Goal of the exercise
"Accuracy" appears in how many lines of the entries? State only the number.

Figure dataset records
▬▬▬▬▬▬
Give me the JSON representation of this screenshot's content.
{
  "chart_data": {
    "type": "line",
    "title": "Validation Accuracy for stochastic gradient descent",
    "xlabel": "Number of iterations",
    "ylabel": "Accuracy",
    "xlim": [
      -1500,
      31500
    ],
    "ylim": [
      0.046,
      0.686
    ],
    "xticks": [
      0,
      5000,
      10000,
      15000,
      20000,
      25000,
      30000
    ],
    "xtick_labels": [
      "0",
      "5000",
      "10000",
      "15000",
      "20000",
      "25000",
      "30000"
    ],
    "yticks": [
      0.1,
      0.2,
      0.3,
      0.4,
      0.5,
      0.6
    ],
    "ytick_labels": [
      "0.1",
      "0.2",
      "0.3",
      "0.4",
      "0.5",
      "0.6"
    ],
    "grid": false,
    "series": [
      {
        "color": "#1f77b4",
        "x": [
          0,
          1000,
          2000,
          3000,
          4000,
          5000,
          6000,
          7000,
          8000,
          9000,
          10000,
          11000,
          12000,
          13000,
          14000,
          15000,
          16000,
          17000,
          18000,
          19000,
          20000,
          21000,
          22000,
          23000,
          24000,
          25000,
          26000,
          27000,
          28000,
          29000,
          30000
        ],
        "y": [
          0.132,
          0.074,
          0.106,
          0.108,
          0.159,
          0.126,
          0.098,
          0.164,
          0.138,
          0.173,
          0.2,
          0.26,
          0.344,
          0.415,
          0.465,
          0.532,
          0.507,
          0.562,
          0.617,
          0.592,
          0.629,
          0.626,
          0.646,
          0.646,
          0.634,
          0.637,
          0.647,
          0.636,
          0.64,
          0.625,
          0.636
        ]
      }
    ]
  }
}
▬▬▬▬▬▬
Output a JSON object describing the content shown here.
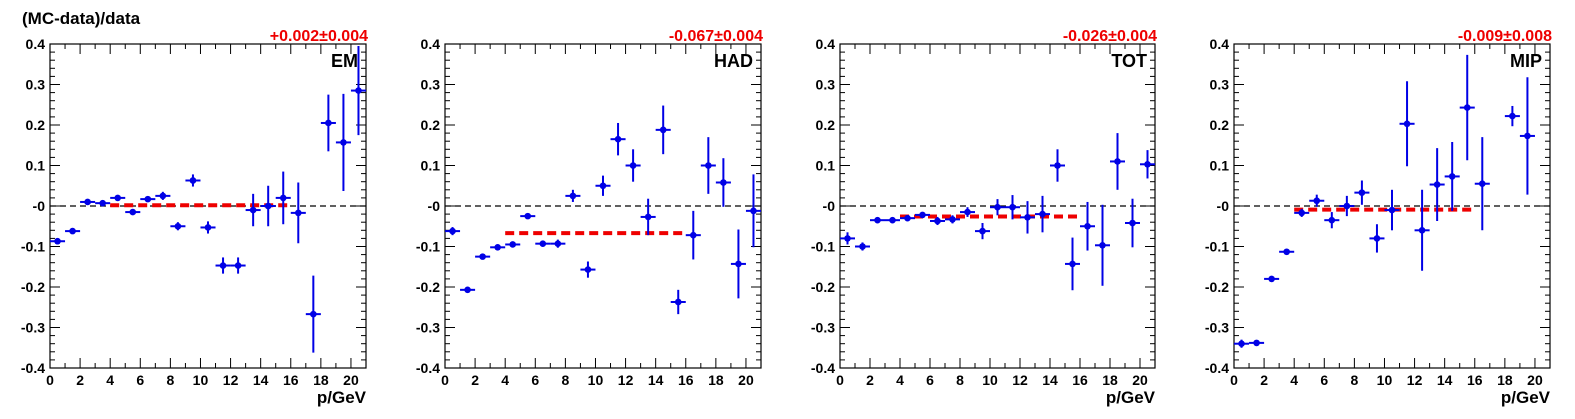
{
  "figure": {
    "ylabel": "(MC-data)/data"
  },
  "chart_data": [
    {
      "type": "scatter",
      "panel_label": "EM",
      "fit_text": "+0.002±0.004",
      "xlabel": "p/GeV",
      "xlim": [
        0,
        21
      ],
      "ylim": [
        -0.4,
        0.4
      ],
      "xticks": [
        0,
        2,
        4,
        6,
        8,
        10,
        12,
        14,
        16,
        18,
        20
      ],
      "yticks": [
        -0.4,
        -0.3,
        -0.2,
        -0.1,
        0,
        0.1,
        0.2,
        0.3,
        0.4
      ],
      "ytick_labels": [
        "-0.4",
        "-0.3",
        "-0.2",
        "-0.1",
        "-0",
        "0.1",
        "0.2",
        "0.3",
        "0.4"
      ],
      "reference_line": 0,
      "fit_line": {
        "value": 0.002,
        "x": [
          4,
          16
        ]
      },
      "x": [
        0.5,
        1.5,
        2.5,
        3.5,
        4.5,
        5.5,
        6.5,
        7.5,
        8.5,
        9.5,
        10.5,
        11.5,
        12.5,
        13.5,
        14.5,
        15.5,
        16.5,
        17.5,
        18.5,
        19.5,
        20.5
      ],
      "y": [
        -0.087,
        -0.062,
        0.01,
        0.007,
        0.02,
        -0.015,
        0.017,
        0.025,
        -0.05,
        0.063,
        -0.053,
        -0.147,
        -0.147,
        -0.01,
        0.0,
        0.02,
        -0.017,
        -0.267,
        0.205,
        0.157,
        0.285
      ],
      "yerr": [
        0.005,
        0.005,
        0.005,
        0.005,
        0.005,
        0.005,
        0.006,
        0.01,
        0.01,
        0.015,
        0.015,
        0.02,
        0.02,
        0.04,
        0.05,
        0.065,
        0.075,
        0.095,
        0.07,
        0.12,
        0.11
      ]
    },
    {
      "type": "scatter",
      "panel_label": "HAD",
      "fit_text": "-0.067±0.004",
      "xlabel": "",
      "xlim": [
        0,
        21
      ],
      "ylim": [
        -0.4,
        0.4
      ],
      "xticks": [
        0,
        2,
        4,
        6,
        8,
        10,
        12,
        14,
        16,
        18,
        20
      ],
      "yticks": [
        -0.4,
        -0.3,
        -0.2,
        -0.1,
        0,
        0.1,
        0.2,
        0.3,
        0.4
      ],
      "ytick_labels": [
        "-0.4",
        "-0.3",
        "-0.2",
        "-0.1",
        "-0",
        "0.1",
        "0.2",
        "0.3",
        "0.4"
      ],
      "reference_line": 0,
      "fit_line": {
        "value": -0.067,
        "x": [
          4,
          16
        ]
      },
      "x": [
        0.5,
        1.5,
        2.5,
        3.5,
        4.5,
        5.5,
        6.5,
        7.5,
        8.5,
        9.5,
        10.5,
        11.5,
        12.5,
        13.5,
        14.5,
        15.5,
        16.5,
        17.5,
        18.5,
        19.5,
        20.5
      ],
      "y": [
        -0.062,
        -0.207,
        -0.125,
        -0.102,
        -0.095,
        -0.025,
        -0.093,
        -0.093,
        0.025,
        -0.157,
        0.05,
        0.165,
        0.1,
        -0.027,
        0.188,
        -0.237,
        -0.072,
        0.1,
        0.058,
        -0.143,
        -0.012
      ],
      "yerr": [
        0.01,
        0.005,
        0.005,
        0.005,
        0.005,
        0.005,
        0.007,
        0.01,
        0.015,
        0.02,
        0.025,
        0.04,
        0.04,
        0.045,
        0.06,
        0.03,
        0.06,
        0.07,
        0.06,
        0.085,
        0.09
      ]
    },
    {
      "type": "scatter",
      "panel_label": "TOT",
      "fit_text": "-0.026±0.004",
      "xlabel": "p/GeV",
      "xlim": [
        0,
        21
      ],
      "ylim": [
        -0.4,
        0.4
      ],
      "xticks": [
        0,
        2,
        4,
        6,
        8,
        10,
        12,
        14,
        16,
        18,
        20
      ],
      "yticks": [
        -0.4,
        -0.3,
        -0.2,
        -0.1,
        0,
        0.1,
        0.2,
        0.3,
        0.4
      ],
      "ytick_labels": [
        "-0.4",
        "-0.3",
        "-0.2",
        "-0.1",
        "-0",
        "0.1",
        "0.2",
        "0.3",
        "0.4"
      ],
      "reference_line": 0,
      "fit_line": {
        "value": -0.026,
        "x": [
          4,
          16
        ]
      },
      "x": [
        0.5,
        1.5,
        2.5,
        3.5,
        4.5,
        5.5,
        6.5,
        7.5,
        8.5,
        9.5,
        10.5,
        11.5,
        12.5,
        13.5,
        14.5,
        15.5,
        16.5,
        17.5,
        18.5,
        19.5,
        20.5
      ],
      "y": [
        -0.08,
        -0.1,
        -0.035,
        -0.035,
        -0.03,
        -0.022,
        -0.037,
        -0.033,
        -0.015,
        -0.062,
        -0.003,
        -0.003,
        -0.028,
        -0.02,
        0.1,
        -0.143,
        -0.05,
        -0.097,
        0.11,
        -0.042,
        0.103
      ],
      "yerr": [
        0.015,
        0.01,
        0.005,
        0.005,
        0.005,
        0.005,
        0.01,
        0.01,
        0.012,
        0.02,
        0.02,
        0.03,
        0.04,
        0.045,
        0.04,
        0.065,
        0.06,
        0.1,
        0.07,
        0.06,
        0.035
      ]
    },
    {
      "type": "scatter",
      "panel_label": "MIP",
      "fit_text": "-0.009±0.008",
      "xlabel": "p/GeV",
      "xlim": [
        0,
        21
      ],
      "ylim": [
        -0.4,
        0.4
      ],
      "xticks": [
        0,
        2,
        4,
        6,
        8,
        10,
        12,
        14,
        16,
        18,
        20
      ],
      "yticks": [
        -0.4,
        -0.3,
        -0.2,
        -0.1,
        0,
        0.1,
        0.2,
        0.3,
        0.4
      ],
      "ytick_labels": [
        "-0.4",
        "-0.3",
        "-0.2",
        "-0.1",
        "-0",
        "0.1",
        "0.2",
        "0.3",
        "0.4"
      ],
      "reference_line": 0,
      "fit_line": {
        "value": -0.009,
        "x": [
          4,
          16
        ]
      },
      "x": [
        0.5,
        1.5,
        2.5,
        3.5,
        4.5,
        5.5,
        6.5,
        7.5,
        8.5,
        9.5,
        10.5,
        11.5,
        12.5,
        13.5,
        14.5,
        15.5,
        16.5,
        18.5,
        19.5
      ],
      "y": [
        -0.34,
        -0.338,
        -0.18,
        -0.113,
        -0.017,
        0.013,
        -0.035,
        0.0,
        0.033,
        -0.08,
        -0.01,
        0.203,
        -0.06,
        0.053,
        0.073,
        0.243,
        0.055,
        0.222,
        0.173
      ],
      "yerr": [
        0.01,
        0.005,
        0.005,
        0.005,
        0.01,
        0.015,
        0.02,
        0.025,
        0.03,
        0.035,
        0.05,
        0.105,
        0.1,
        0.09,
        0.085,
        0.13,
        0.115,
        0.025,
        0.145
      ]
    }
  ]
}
▬▬▬▬▬▬
Task answer
2